- [Goal]:
Everything in the listing should be restated word for word.

- [Recorded information]:
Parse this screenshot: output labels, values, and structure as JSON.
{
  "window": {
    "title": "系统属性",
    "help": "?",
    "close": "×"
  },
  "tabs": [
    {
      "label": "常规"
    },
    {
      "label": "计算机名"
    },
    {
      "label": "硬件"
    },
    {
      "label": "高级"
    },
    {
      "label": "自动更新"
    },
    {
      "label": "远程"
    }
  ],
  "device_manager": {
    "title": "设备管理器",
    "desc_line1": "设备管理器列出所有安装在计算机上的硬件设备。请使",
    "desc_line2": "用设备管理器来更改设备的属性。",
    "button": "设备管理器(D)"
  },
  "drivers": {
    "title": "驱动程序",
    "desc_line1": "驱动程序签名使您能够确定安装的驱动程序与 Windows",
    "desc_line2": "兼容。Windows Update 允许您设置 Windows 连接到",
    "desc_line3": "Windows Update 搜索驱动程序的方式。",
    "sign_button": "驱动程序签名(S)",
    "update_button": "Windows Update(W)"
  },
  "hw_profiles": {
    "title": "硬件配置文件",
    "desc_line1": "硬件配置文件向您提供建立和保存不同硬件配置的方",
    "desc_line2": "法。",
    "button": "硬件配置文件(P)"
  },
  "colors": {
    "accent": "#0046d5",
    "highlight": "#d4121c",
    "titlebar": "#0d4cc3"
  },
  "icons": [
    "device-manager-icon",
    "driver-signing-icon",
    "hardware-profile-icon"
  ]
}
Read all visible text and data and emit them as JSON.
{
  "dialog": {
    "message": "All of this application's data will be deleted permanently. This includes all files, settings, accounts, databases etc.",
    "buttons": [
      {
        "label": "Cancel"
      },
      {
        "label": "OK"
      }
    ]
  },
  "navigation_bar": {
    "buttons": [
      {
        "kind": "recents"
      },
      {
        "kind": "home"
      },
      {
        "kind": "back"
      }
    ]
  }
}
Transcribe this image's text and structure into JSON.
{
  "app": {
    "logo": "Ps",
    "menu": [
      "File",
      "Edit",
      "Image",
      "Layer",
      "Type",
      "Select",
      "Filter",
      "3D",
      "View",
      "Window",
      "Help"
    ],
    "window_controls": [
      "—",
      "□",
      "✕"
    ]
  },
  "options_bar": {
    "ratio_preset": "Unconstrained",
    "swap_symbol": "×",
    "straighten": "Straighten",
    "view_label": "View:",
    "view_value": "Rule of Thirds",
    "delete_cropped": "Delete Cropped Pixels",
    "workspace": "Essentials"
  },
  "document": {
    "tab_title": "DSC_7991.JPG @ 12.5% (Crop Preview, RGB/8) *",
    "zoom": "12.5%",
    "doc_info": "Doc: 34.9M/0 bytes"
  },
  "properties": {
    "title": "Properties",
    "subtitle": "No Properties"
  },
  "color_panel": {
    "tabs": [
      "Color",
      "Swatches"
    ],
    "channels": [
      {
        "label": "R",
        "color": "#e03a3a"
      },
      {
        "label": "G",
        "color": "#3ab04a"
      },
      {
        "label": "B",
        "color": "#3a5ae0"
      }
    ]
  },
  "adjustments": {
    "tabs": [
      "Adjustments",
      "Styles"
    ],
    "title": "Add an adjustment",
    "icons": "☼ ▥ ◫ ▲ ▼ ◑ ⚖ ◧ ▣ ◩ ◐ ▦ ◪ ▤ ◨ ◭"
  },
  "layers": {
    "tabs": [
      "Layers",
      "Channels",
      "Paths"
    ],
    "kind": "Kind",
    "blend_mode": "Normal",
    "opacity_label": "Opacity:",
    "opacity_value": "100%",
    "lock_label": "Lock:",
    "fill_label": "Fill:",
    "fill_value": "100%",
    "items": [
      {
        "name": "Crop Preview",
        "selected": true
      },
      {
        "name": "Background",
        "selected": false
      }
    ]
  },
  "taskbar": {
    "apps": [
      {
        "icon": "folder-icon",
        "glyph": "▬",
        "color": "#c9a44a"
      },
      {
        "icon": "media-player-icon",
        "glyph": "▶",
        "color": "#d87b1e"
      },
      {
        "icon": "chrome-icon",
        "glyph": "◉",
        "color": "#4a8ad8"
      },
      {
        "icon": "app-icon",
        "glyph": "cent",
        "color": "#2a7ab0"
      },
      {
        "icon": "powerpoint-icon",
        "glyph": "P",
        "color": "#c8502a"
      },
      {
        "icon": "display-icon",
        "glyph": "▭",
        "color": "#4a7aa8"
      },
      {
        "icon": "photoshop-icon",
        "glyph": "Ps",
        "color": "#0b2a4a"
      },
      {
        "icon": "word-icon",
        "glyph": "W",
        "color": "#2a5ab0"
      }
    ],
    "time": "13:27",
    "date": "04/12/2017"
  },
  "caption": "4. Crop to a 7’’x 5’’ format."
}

- [Task answer]:
Parse this screenshot: output labels, values, and structure as JSON.
{
  "window": {
    "title": "系统属性",
    "help": "?",
    "close": "×"
  },
  "tabs": [
    {
      "label": "常规"
    },
    {
      "label": "计算机名"
    },
    {
      "label": "硬件"
    },
    {
      "label": "高级"
    },
    {
      "label": "自动更新"
    },
    {
      "label": "远程"
    }
  ],
  "device_manager": {
    "title": "设备管理器",
    "desc_line1": "设备管理器列出所有安装在计算机上的硬件设备。请使",
    "desc_line2": "用设备管理器来更改设备的属性。",
    "button": "设备管理器(D)"
  },
  "drivers": {
    "title": "驱动程序",
    "desc_line1": "驱动程序签名使您能够确定安装的驱动程序与 Windows",
    "desc_line2": "兼容。Windows Update 允许您设置 Windows 连接到",
    "desc_line3": "Windows Update 搜索驱动程序的方式。",
    "sign_button": "驱动程序签名(S)",
    "update_button": "Windows Update(W)"
  },
  "hw_profiles": {
    "title": "硬件配置文件",
    "desc_line1": "硬件配置文件向您提供建立和保存不同硬件配置的方",
    "desc_line2": "法。",
    "button": "硬件配置文件(P)"
  },
  "colors": {
    "accent": "#0046d5",
    "highlight": "#d4121c",
    "titlebar": "#0d4cc3"
  },
  "icons": [
    "device-manager-icon",
    "driver-signing-icon",
    "hardware-profile-icon"
  ]
}
Read all visible text and data and emit them as JSON.
{
  "dialog": {
    "message": "All of this application's data will be deleted permanently. This includes all files, settings, accounts, databases etc.",
    "buttons": [
      {
        "label": "Cancel"
      },
      {
        "label": "OK"
      }
    ]
  },
  "navigation_bar": {
    "buttons": [
      {
        "kind": "recents"
      },
      {
        "kind": "home"
      },
      {
        "kind": "back"
      }
    ]
  }
}
Transcribe this image's text and structure into JSON.
{
  "app": {
    "logo": "Ps",
    "menu": [
      "File",
      "Edit",
      "Image",
      "Layer",
      "Type",
      "Select",
      "Filter",
      "3D",
      "View",
      "Window",
      "Help"
    ],
    "window_controls": [
      "—",
      "□",
      "✕"
    ]
  },
  "options_bar": {
    "ratio_preset": "Unconstrained",
    "swap_symbol": "×",
    "straighten": "Straighten",
    "view_label": "View:",
    "view_value": "Rule of Thirds",
    "delete_cropped": "Delete Cropped Pixels",
    "workspace": "Essentials"
  },
  "document": {
    "tab_title": "DSC_7991.JPG @ 12.5% (Crop Preview, RGB/8) *",
    "zoom": "12.5%",
    "doc_info": "Doc: 34.9M/0 bytes"
  },
  "properties": {
    "title": "Properties",
    "subtitle": "No Properties"
  },
  "color_panel": {
    "tabs": [
      "Color",
      "Swatches"
    ],
    "channels": [
      {
        "label": "R",
        "color": "#e03a3a"
      },
      {
        "label": "G",
        "color": "#3ab04a"
      },
      {
        "label": "B",
        "color": "#3a5ae0"
      }
    ]
  },
  "adjustments": {
    "tabs": [
      "Adjustments",
      "Styles"
    ],
    "title": "Add an adjustment",
    "icons": "☼ ▥ ◫ ▲ ▼ ◑ ⚖ ◧ ▣ ◩ ◐ ▦ ◪ ▤ ◨ ◭"
  },
  "layers": {
    "tabs": [
      "Layers",
      "Channels",
      "Paths"
    ],
    "kind": "Kind",
    "blend_mode": "Normal",
    "opacity_label": "Opacity:",
    "opacity_value": "100%",
    "lock_label": "Lock:",
    "fill_label": "Fill:",
    "fill_value": "100%",
    "items": [
      {
        "name": "Crop Preview",
        "selected": true
      },
      {
        "name": "Background",
        "selected": false
      }
    ]
  },
  "taskbar": {
    "apps": [
      {
        "icon": "folder-icon",
        "glyph": "▬",
        "color": "#c9a44a"
      },
      {
        "icon": "media-player-icon",
        "glyph": "▶",
        "color": "#d87b1e"
      },
      {
        "icon": "chrome-icon",
        "glyph": "◉",
        "color": "#4a8ad8"
      },
      {
        "icon": "app-icon",
        "glyph": "cent",
        "color": "#2a7ab0"
      },
      {
        "icon": "powerpoint-icon",
        "glyph": "P",
        "color": "#c8502a"
      },
      {
        "icon": "display-icon",
        "glyph": "▭",
        "color": "#4a7aa8"
      },
      {
        "icon": "photoshop-icon",
        "glyph": "Ps",
        "color": "#0b2a4a"
      },
      {
        "icon": "word-icon",
        "glyph": "W",
        "color": "#2a5ab0"
      }
    ],
    "time": "13:27",
    "date": "04/12/2017"
  },
  "caption": "4. Crop to a 7’’x 5’’ format."
}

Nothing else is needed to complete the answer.